• [PROMPT]:
Render everything from the line containing "bar-2024-series-0: [434, 213, 527, 326]" down to the line containing "y-tick-label: -5: [42, 383, 64, 408]", both included, as a Markdown table with the columns No. and Entry. Put a running row number under No. and each line under Entry, and leave out any blank lines.

• [RECORDS FOR PROCESSING]:
>>>>>
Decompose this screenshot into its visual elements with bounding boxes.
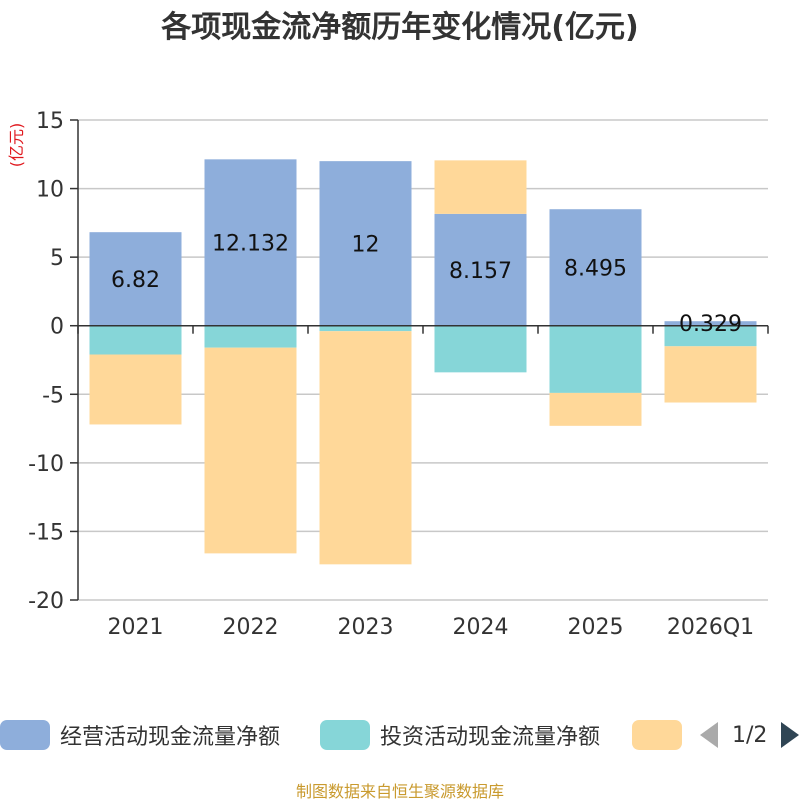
bar-2024-series-0: [434, 213, 527, 326]
bar-2021-series-2: [89, 354, 182, 425]
legend-prev-page-icon[interactable]: [700, 722, 718, 748]
bar-2021-series-0: [89, 232, 182, 326]
x-tick-label: 2021: [108, 615, 164, 640]
chart-title: 各项现金流净额历年变化情况(亿元): [161, 10, 639, 45]
bar-2025-series-0: [549, 209, 642, 326]
y-tick-label: -15: [28, 520, 64, 545]
x-tick-label: 2026Q1: [667, 615, 754, 640]
bar-2023-series-1: [319, 325, 412, 332]
y-tick-label: -20: [28, 589, 64, 614]
data-label: 6.82: [111, 268, 160, 293]
bar-2026Q1-series-1: [664, 325, 757, 347]
bar-2023-series-2: [319, 331, 412, 565]
bar-2024-series-2: [434, 160, 527, 214]
legend-item-operating[interactable]: 经营活动现金流量净额: [0, 712, 280, 758]
legend-pager: 1/2: [700, 712, 800, 758]
legend-swatch-financing: [632, 720, 682, 750]
legend-page-indicator: 1/2: [732, 722, 768, 748]
y-tick-label: -10: [28, 452, 64, 477]
y-tick-label: 15: [36, 109, 64, 134]
legend-item-investing[interactable]: 投资活动现金流量净额: [320, 712, 600, 758]
bar-2024-series-1: [434, 325, 527, 373]
data-label: 8.495: [564, 256, 627, 281]
x-tick-label: 2022: [223, 615, 279, 640]
bar-2025-series-2: [549, 392, 642, 426]
x-tick-label: 2024: [453, 615, 509, 640]
y-tick-label: 0: [50, 315, 64, 340]
y-axis-unit-label: (亿元): [7, 123, 26, 168]
chart-plot: 15 10 5 0 -5 -10 -15 -20 (亿元) 2021 2022 2023 2024 202…: [7, 109, 769, 640]
y-tick-label: 10: [36, 178, 64, 203]
bar-2026Q1-series-0: [664, 321, 757, 326]
data-label: 8.157: [449, 259, 512, 284]
bar-2022-series-1: [204, 325, 297, 348]
legend-label-investing: 投资活动现金流量净额: [380, 725, 601, 750]
bar-2022-series-2: [204, 347, 297, 554]
legend-item-financing[interactable]: [632, 712, 692, 758]
legend: 经营活动现金流量净额 投资活动现金流量净额 1/2: [0, 712, 800, 758]
source-note: 制图数据来自恒生聚源数据库: [295, 782, 504, 800]
data-label: 12: [352, 232, 380, 257]
bar-2022-series-0: [204, 159, 297, 326]
x-tick-label: 2025: [568, 615, 624, 640]
x-tick-label: 2023: [338, 615, 394, 640]
data-label: 12.132: [212, 232, 289, 257]
legend-label-operating: 经营活动现金流量净额: [60, 725, 281, 750]
data-label: 0.329: [679, 312, 742, 337]
legend-next-page-icon[interactable]: [781, 722, 800, 748]
bar-2025-series-1: [549, 325, 642, 393]
y-tick-label: -5: [42, 383, 64, 408]
bar-2023-series-0: [319, 161, 412, 326]
legend-swatch-operating: [0, 720, 50, 750]
y-tick-label: 5: [50, 246, 64, 271]
legend-swatch-investing: [320, 720, 370, 750]
bar-2021-series-1: [89, 325, 182, 355]
bar-2026Q1-series-2: [664, 346, 757, 403]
<<<<<
• [TASK ANSWER]:
| No. | Entry |
|---|---|
| 1 | bar-2024-series-0: [434, 213, 527, 326] |
| 2 | bar-2021-series-2: [89, 354, 182, 425] |
| 3 | legend-prev-page-icon[interactable]: [700, 722, 718, 748] |
| 4 | bar-2021-series-0: [89, 232, 182, 326] |
| 5 | x-tick-label: 2021: [108, 615, 164, 640] |
| 6 | chart-title: 各项现金流净额历年变化情况(亿元): [161, 10, 639, 45] |
| 7 | bar-2025-series-0: [549, 209, 642, 326] |
| 8 | y-tick-label: -15: [28, 520, 64, 545] |
| 9 | x-tick-label: 2026Q1: [667, 615, 754, 640] |
| 10 | bar-2023-series-1: [319, 325, 412, 332] |
| 11 | y-tick-label: -20: [28, 589, 64, 614] |
| 12 | data-label: 6.82: [111, 268, 160, 293] |
| 13 | bar-2026Q1-series-1: [664, 325, 757, 347] |
| 14 | bar-2023-series-2: [319, 331, 412, 565] |
| 15 | bar-2024-series-2: [434, 160, 527, 214] |
| 16 | legend-item-operating[interactable]: 经营活动现金流量净额: [0, 712, 280, 758] |
| 17 | legend-pager: 1/2: [700, 712, 800, 758] |
| 18 | legend-swatch-financing: [632, 720, 682, 750] |
| 19 | legend-page-indicator: 1/2: [732, 722, 768, 748] |
| 20 | y-tick-label: -10: [28, 452, 64, 477] |
| 21 | y-tick-label: 15: [36, 109, 64, 134] |
| 22 | legend-item-investing[interactable]: 投资活动现金流量净额: [320, 712, 600, 758] |
| 23 | bar-2024-series-1: [434, 325, 527, 373] |
| 24 | data-label: 8.495: [564, 256, 627, 281] |
| 25 | x-tick-label: 2022: [223, 615, 279, 640] |
| 26 | bar-2025-series-2: [549, 392, 642, 426] |
| 27 | x-tick-label: 2024: [453, 615, 509, 640] |
| 28 | y-tick-label: 0: [50, 315, 64, 340] |
| 29 | y-axis-unit-label: (亿元): [7, 123, 26, 168] |
| 30 | chart-plot: 15 10 5 0 -5 -10 -15 -20 (亿元) 2021 2022 2023 2024 202…: [7, 109, 769, 640] |
| 31 | y-tick-label: 10: [36, 178, 64, 203] |
| 32 | bar-2026Q1-series-0: [664, 321, 757, 326] |
| 33 | data-label: 8.157: [449, 259, 512, 284] |
| 34 | bar-2022-series-1: [204, 325, 297, 348] |
| 35 | legend-label-investing: 投资活动现金流量净额: [380, 725, 601, 750] |
| 36 | bar-2022-series-2: [204, 347, 297, 554] |
| 37 | legend-item-financing[interactable]: [632, 712, 692, 758] |
| 38 | legend: 经营活动现金流量净额 投资活动现金流量净额 1/2: [0, 712, 800, 758] |
| 39 | source-note: 制图数据来自恒生聚源数据库: [295, 782, 504, 800] |
| 40 | data-label: 12: [352, 232, 380, 257] |
| 41 | bar-2022-series-0: [204, 159, 297, 326] |
| 42 | x-tick-label: 2025: [568, 615, 624, 640] |
| 43 | x-tick-label: 2023: [338, 615, 394, 640] |
| 44 | data-label: 12.132: [212, 232, 289, 257] |
| 45 | legend-label-operating: 经营活动现金流量净额: [60, 725, 281, 750] |
| 46 | data-label: 0.329: [679, 312, 742, 337] |
| 47 | legend-next-page-icon[interactable]: [781, 722, 800, 748] |
| 48 | bar-2025-series-1: [549, 325, 642, 393] |
| 49 | y-tick-label: -5: [42, 383, 64, 408] |